*Given exercise*: Copy every line with the string "xlabel" in it.

[A run of records]
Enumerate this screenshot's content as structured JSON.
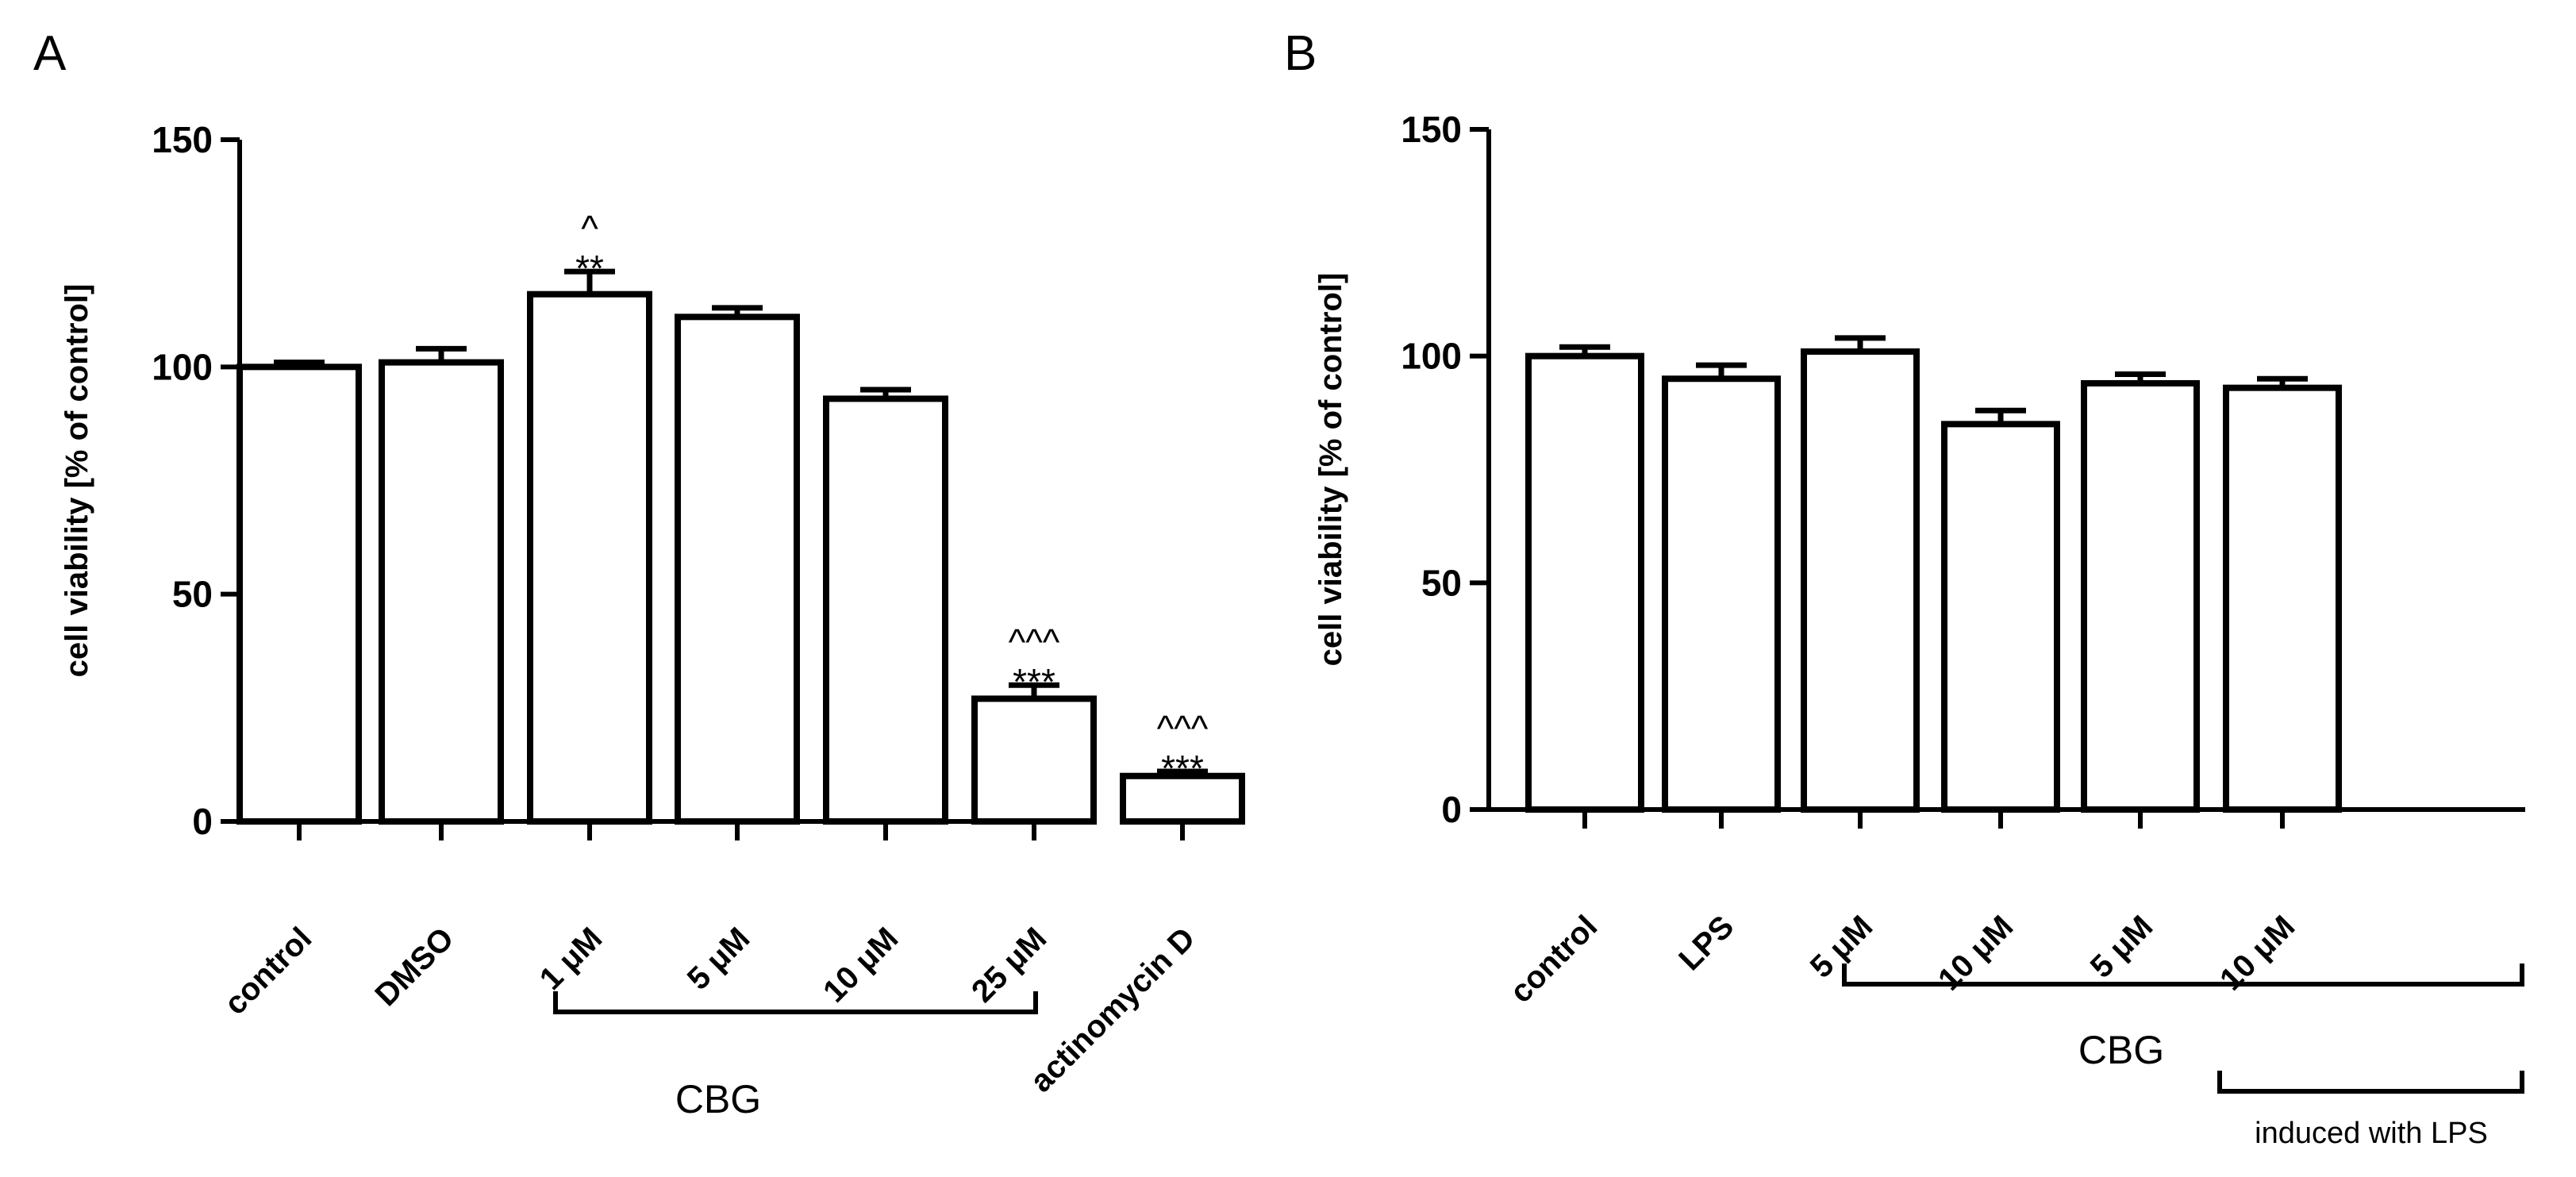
{
  "chart_data": [
    {
      "type": "bar",
      "panel": "A",
      "ylabel": "cell viability [% of control]",
      "ylim": [
        0,
        150
      ],
      "yticks": [
        "0",
        "50",
        "100",
        "150"
      ],
      "categories": [
        "control",
        "DMSO",
        "1 μM",
        "5 μM",
        "10 μM",
        "25 μM",
        "actinomycin D"
      ],
      "values": [
        100,
        101,
        116,
        111,
        93,
        27,
        10
      ],
      "errors": [
        1,
        3,
        5,
        2,
        2,
        3,
        1
      ],
      "annotations": [
        {
          "index": 2,
          "stars": "**",
          "carets": "^"
        },
        {
          "index": 5,
          "stars": "***",
          "carets": "^^^"
        },
        {
          "index": 6,
          "stars": "***",
          "carets": "^^^"
        }
      ],
      "bracket_label": "CBG"
    },
    {
      "type": "bar",
      "panel": "B",
      "ylabel": "cell viability [% of control]",
      "ylim": [
        0,
        150
      ],
      "yticks": [
        "0",
        "50",
        "100",
        "150"
      ],
      "categories": [
        "control",
        "LPS",
        "5 μM",
        "10 μM",
        "5 μM",
        "10 μM"
      ],
      "values": [
        100,
        95,
        101,
        85,
        94,
        93
      ],
      "errors": [
        2,
        3,
        3,
        3,
        2,
        2
      ],
      "annotations": [],
      "bracket_label": "CBG",
      "bracket_label_2": "induced with LPS"
    }
  ]
}
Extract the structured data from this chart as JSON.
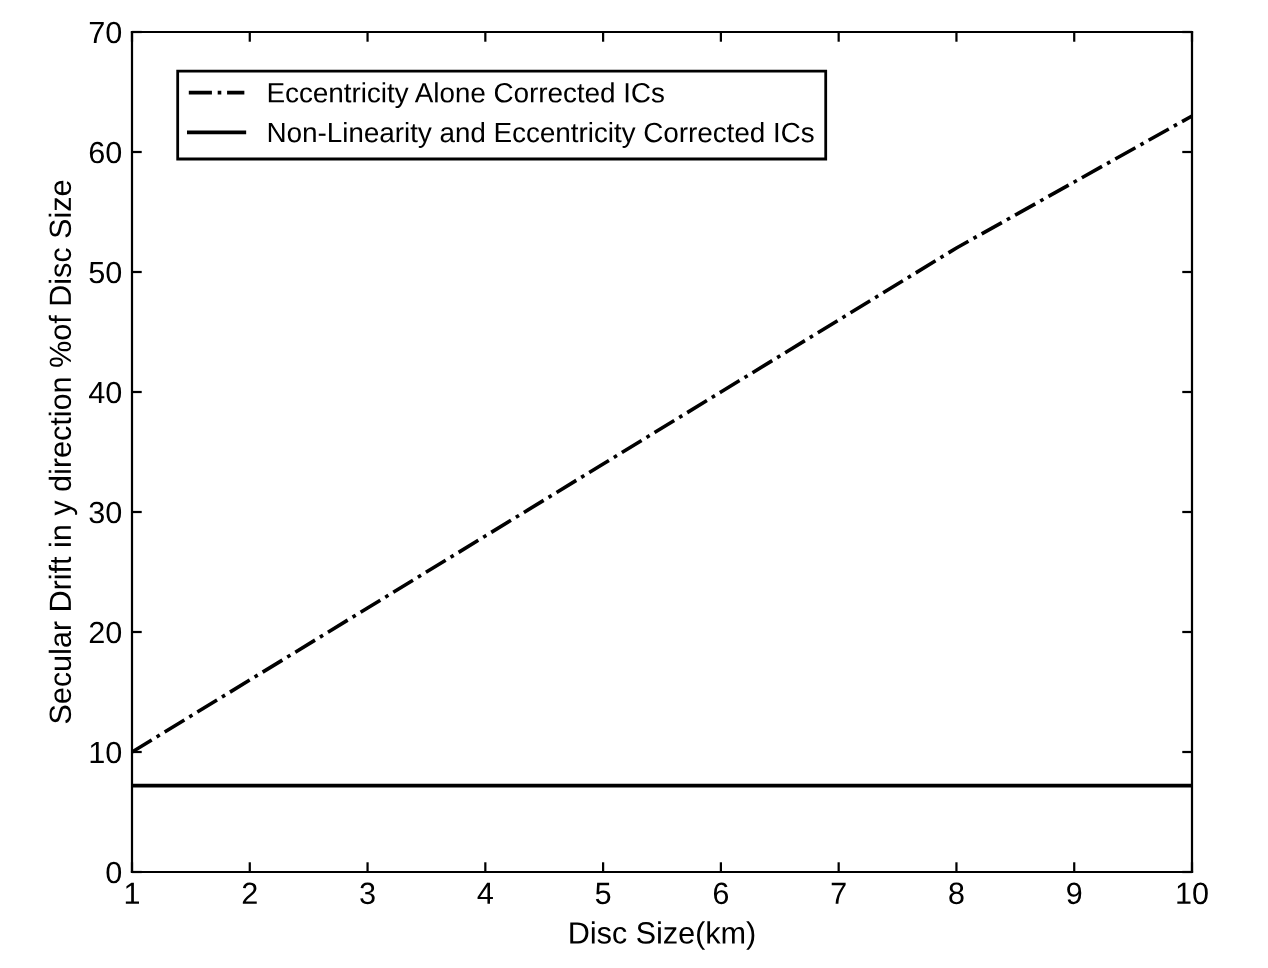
{
  "chart_data": {
    "type": "line",
    "xlabel": "Disc Size(km)",
    "ylabel": "Secular Drift in y direction %of Disc Size",
    "x": [
      1,
      2,
      3,
      4,
      5,
      6,
      7,
      8,
      9,
      10
    ],
    "series": [
      {
        "name": "Eccentricity Alone Corrected ICs",
        "color": "#000000",
        "line_style": "dashdot",
        "values": [
          10,
          16,
          22,
          28,
          34,
          40,
          46,
          52,
          57.5,
          63
        ]
      },
      {
        "name": "Non-Linearity and Eccentricity Corrected ICs",
        "color": "#000000",
        "line_style": "solid",
        "values": [
          7.2,
          7.2,
          7.2,
          7.2,
          7.2,
          7.2,
          7.2,
          7.2,
          7.2,
          7.2
        ]
      }
    ],
    "xlim": [
      1,
      10
    ],
    "ylim": [
      0,
      70
    ],
    "xticks": [
      1,
      2,
      3,
      4,
      5,
      6,
      7,
      8,
      9,
      10
    ],
    "yticks": [
      0,
      10,
      20,
      30,
      40,
      50,
      60,
      70
    ],
    "grid": false,
    "legend": "top left",
    "marker": "none"
  }
}
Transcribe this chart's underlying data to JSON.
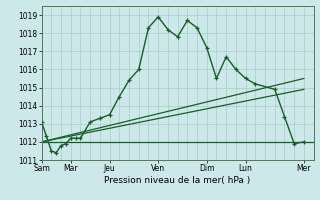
{
  "title": "",
  "xlabel": "Pression niveau de la mer( hPa )",
  "background_color": "#cce8e8",
  "grid_color": "#aacccc",
  "line_color": "#1a5c28",
  "ylim": [
    1011,
    1019.5
  ],
  "yticks": [
    1011,
    1012,
    1013,
    1014,
    1015,
    1016,
    1017,
    1018,
    1019
  ],
  "day_labels": [
    "Sam",
    "Mar",
    "Jeu",
    "Ven",
    "Dim",
    "Lun",
    "Mer"
  ],
  "day_positions": [
    0,
    3,
    7,
    12,
    17,
    21,
    27
  ],
  "xlim": [
    0,
    28
  ],
  "series1_x": [
    0,
    0.5,
    1,
    1.5,
    2,
    2.5,
    3,
    3.5,
    4,
    5,
    6,
    7,
    8,
    9,
    10,
    11,
    12,
    13,
    14,
    15,
    16,
    17,
    18,
    19,
    20,
    21,
    22,
    24,
    25,
    26,
    27
  ],
  "series1_y": [
    1013.1,
    1012.3,
    1011.5,
    1011.4,
    1011.8,
    1011.9,
    1012.2,
    1012.2,
    1012.2,
    1013.1,
    1013.3,
    1013.5,
    1014.5,
    1015.4,
    1016.0,
    1018.3,
    1018.9,
    1018.2,
    1017.8,
    1018.7,
    1018.3,
    1017.2,
    1015.5,
    1016.7,
    1016.0,
    1015.5,
    1015.2,
    1014.9,
    1013.4,
    1011.9,
    1012.0
  ],
  "series2_x": [
    0,
    28
  ],
  "series2_y": [
    1012.0,
    1012.0
  ],
  "series3_x": [
    0,
    27
  ],
  "series3_y": [
    1012.0,
    1015.5
  ],
  "series4_x": [
    0,
    27
  ],
  "series4_y": [
    1012.0,
    1014.9
  ]
}
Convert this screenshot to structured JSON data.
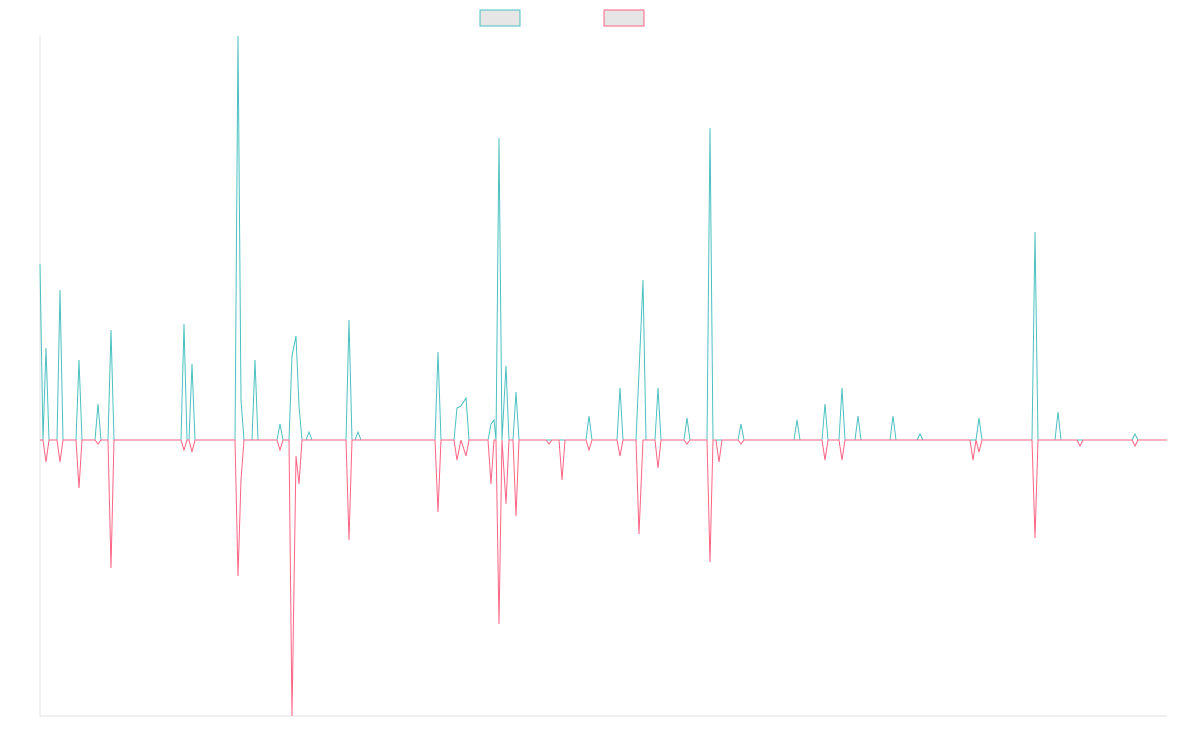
{
  "chart_data": {
    "type": "line",
    "x": [
      0,
      3,
      6,
      9,
      17,
      20,
      23,
      36,
      39,
      42,
      55,
      58,
      61,
      68,
      71,
      74,
      141,
      144,
      147,
      149,
      152,
      155,
      195,
      198,
      201,
      204,
      212,
      215,
      218,
      237,
      240,
      243,
      249,
      252,
      256,
      259,
      262,
      266,
      269,
      272,
      306,
      309,
      312,
      315,
      318,
      321,
      395,
      398,
      401,
      414,
      417,
      421,
      426,
      429,
      448,
      451,
      454,
      456,
      459,
      462,
      466,
      469,
      473,
      476,
      479,
      506,
      509,
      512,
      519,
      522,
      525,
      546,
      549,
      552,
      577,
      580,
      583,
      596,
      599,
      603,
      606,
      615,
      618,
      621,
      644,
      647,
      650,
      667,
      670,
      673,
      676,
      679,
      682,
      698,
      701,
      704,
      754,
      757,
      760,
      782,
      785,
      788,
      799,
      802,
      805,
      815,
      818,
      821,
      850,
      853,
      856,
      877,
      880,
      883,
      930,
      933,
      936,
      939,
      942,
      992,
      995,
      998,
      1015,
      1018,
      1021,
      1037,
      1040,
      1043,
      1092,
      1095,
      1098,
      1127
    ],
    "series": [
      {
        "color": "#4bc0c0",
        "values": [
          44,
          0,
          23,
          0,
          0,
          37.5,
          0,
          0,
          20,
          0,
          0,
          9,
          0,
          0,
          27.5,
          0,
          0,
          29,
          0,
          0,
          19,
          0,
          0,
          101,
          10,
          0,
          0,
          20,
          0,
          0,
          4,
          0,
          0,
          21,
          26,
          8.5,
          0,
          0,
          2,
          0,
          0,
          30,
          0,
          0,
          2,
          0,
          0,
          22,
          0,
          0,
          8,
          8.5,
          10.5,
          0,
          0,
          4,
          5,
          0,
          75.5,
          0,
          18.5,
          0,
          0,
          12,
          0,
          0,
          0,
          0,
          0,
          0,
          0,
          0,
          6,
          0,
          0,
          13,
          0,
          0,
          17,
          40,
          0,
          0,
          13,
          0,
          0,
          5.5,
          0,
          0,
          78,
          0,
          0,
          0,
          0,
          0,
          4,
          0,
          0,
          5,
          0,
          0,
          9,
          0,
          0,
          13,
          0,
          0,
          6,
          0,
          0,
          6,
          0,
          0,
          1.5,
          0,
          0,
          0,
          0,
          5.5,
          0,
          0,
          52,
          0,
          0,
          7,
          0,
          0,
          0,
          0,
          0,
          1.5,
          0,
          0
        ]
      },
      {
        "color": "#ff6384",
        "values": [
          0,
          0,
          -5.5,
          0,
          0,
          -5.5,
          0,
          0,
          -12,
          0,
          0,
          -1,
          0,
          0,
          -32,
          0,
          0,
          -2.5,
          0,
          0,
          -3,
          0,
          0,
          -34,
          -10,
          0,
          0,
          0,
          0,
          0,
          -2.5,
          0,
          0,
          -69,
          -4,
          -11,
          0,
          0,
          0,
          0,
          0,
          -25,
          0,
          0,
          0,
          0,
          0,
          -18,
          0,
          0,
          -5,
          0,
          -4,
          0,
          0,
          -11,
          0,
          0,
          -46,
          0,
          -16,
          0,
          0,
          -19,
          0,
          0,
          -1,
          0,
          0,
          -10,
          0,
          0,
          -2.5,
          0,
          0,
          -4,
          0,
          0,
          -23.5,
          0,
          0,
          0,
          -7,
          0,
          0,
          -1,
          0,
          0,
          -30.5,
          0,
          0,
          -5.5,
          0,
          0,
          -1,
          0,
          0,
          0,
          0,
          0,
          -5,
          0,
          0,
          -5,
          0,
          0,
          0,
          0,
          0,
          0,
          0,
          0,
          0,
          0,
          0,
          -5,
          0,
          -3,
          0,
          0,
          -24.5,
          0,
          0,
          0,
          0,
          0,
          -1.5,
          0,
          0,
          -1.5,
          0,
          0
        ]
      }
    ],
    "xlim": [
      0,
      1127
    ],
    "ylim": [
      -69,
      101
    ]
  }
}
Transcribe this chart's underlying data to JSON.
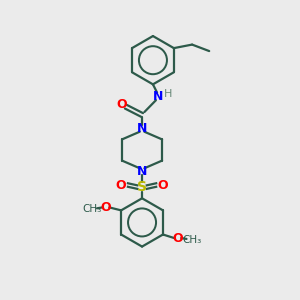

*Task solution*:
    "xlabel": "Disc Size(km)",
  "xlabel": "Pression niveau de la mer( hPa )",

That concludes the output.